===== Extrait du document =====

La certitude d’une dette de peine, que laisse subsister la rémission de la coulpe, détruit par sa racine même une des principales objections des Orientaux. Voir col. 1254. L’objection proposée en premier lieu par Bessarion (voir col. 1252) a retenu l’attention de quelques théologiens modernes. Billot a bien montré qu’il n’y a aucune parité entre le bien léger des damnés et le mal léger des élus. Le mal léger des élus ne supprime pas leur mérite du ciel et n’exige qu’une expiation temporaire. Le péché mortel, au contraire, mortifie toutes les actions méritoires accomplies par le pécheur avant sa faute : les bonnes œuvres ne sont méritoires qu’en raison de l’ordination à la récompense éternelle que leur confère la volonté divine ; or, cette ordination n’existe plus dans les œuvres mortifiées, et par conséquent celles-ci ne sauraient exiger, avant la peine éternelle, une récompense temporaire. Billot, op. cit., p. 97-98. Cf. saint Thomas, In /V"™ Sent., dist. XXI, q. i, a. 1.

=====

Reformulez sous forme de liste le paragraphe de l'extrait commençant par « La certitude d'une dette de peine », en conservant ses faits principaux.

===== Items fournis =====

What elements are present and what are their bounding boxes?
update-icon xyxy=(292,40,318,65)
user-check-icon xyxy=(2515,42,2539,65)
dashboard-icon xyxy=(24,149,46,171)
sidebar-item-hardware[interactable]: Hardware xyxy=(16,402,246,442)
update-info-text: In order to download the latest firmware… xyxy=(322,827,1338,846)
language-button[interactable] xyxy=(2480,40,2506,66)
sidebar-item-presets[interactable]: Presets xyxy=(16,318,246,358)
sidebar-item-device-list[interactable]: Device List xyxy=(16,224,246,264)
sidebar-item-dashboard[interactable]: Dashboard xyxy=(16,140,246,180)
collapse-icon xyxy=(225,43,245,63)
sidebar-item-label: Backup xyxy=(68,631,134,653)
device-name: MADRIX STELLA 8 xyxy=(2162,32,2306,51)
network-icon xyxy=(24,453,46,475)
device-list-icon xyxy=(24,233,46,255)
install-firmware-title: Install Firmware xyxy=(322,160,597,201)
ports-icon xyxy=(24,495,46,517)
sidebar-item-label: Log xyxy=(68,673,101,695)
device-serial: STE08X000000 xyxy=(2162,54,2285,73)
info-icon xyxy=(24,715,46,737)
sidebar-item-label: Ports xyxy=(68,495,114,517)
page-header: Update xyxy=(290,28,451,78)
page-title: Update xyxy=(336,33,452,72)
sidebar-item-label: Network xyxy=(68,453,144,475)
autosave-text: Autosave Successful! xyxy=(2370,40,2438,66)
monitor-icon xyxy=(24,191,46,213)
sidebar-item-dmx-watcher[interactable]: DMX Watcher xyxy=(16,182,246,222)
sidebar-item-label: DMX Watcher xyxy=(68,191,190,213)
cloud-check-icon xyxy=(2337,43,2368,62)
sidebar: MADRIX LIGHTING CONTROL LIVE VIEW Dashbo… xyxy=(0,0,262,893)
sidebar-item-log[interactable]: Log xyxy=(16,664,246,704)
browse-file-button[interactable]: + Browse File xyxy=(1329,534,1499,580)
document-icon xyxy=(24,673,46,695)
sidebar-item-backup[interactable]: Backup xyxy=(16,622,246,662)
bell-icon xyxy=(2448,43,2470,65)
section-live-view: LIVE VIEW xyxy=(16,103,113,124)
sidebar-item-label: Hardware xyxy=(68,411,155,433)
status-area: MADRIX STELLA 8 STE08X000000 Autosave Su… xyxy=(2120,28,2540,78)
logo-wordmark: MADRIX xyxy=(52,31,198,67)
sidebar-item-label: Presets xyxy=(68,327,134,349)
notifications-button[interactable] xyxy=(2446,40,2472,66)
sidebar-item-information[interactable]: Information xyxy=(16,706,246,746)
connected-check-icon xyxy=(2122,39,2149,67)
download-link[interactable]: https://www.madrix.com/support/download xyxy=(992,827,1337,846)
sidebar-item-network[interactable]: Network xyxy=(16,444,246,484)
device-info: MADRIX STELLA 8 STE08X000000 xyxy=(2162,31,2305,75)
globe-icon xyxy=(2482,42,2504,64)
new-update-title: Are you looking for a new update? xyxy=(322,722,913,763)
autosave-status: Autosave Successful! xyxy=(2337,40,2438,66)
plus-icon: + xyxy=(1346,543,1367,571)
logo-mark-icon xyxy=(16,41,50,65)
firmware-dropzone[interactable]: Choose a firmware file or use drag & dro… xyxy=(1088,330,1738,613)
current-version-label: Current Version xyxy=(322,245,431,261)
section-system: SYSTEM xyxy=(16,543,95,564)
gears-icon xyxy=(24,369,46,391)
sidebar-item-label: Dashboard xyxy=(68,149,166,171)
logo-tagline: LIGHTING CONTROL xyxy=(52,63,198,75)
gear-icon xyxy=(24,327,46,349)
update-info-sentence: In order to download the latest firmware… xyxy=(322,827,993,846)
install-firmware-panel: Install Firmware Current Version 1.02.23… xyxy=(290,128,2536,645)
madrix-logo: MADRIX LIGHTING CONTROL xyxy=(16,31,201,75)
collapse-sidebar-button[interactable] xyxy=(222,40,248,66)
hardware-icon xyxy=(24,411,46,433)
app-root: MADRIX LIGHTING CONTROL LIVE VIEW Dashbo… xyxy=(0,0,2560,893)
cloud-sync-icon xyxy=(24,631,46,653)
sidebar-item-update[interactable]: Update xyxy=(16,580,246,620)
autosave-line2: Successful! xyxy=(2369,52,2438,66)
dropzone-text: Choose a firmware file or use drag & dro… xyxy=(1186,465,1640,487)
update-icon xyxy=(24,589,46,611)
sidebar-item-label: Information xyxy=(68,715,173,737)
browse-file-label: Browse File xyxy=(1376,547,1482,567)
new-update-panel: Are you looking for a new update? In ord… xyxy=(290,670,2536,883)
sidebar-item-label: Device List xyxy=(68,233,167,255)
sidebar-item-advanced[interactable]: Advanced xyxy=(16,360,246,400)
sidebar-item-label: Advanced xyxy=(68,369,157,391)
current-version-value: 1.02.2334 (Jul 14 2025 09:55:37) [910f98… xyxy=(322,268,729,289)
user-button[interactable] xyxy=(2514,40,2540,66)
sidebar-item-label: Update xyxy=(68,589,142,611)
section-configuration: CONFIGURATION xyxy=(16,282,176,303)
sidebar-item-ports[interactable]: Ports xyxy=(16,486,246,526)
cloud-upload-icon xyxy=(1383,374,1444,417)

=====

--- Résultat ---
- Une dette de peine subsiste après la rémission de la coulpe. Cette certitude détruit à la racine l'une des principales objections des Orientaux.
- L'objection avancée en premier par Bessarion a retenu l'attention de quelques théologiens modernes.
- Billot a montré qu'il n'y a aucune parité entre le bien léger des damnés et le mal léger des élus.
- Le mal léger des élus ne supprime pas leur mérite du ciel et n'exige qu'une expiation temporaire.
- Le péché mortel, au contraire, mortifie toutes les actions méritoires accomplies avant la faute :
  - les bonnes œuvres ne sont méritoires que par l'ordination à la récompense éternelle que leur confère la volonté divine ;
  - cette ordination n'existe plus dans les œuvres mortifiées ;
  - celles-ci ne peuvent donc exiger une récompense temporaire avant la peine éternelle.